Each line of the material must be repeated precisely, with the pictures left out.

[Saved data entries]
%%
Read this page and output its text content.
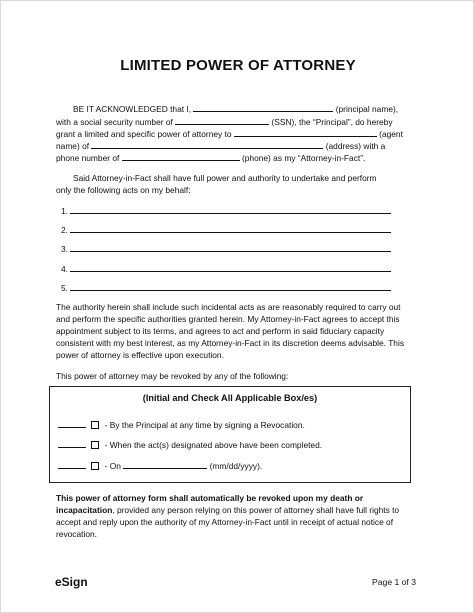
LIMITED POWER OF ATTORNEY
BE IT ACKNOWLEDGED that I,	(principal name),
with a social security number of	(SSN), the “Principal”, do hereby
grant a limited and specific power of attorney to	(agent
name) of	(address) with a
phone number of	(phone) as my “Attorney-in-Fact”.
Said Attorney-in-Fact shall have full power and authority to undertake and perform
only the following acts on my behalf:
1.
2.
3.
4.
5.
The authority herein shall include such incidental acts as are reasonably required to carry out
and perform the specific authorities granted herein. My Attorney-in-Fact agrees to accept this
appointment subject to its terms, and agrees to act and perform in said fiduciary capacity
consistent with my best interest, as my Attorney-in-Fact in its discretion deems advisable. This
power of attorney is effective upon execution.
This power of attorney may be revoked by any of the following:
(Initial and Check All Applicable Box/es)
- By the Principal at any time by signing a Revocation.
- When the act(s) designated above have been completed.
- On	(mm/dd/yyyy).
This power of attorney form shall automatically be revoked upon my death or
incapacitation, provided any person relying on this power of attorney shall have full rights to
accept and reply upon the authority of my Attorney-in-Fact until in receipt of actual notice of
revocation.
eSign	Page 1 of 3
%%
**SOLUTION TO THE EXERCISE:**
Read this page and output its text content.
LIMITED POWER OF ATTORNEY
BE IT ACKNOWLEDGED that I,	(principal name),
with a social security number of	(SSN), the “Principal”, do hereby
grant a limited and specific power of attorney to	(agent
name) of	(address) with a
phone number of	(phone) as my “Attorney-in-Fact”.
Said Attorney-in-Fact shall have full power and authority to undertake and perform
only the following acts on my behalf:
1.
2.
3.
4.
5.
The authority herein shall include such incidental acts as are reasonably required to carry out
and perform the specific authorities granted herein. My Attorney-in-Fact agrees to accept this
appointment subject to its terms, and agrees to act and perform in said fiduciary capacity
consistent with my best interest, as my Attorney-in-Fact in its discretion deems advisable. This
power of attorney is effective upon execution.
This power of attorney may be revoked by any of the following:
(Initial and Check All Applicable Box/es)
- By the Principal at any time by signing a Revocation.
- When the act(s) designated above have been completed.
- On	(mm/dd/yyyy).
This power of attorney form shall automatically be revoked upon my death or
incapacitation, provided any person relying on this power of attorney shall have full rights to
accept and reply upon the authority of my Attorney-in-Fact until in receipt of actual notice of
revocation.
eSign	Page 1 of 3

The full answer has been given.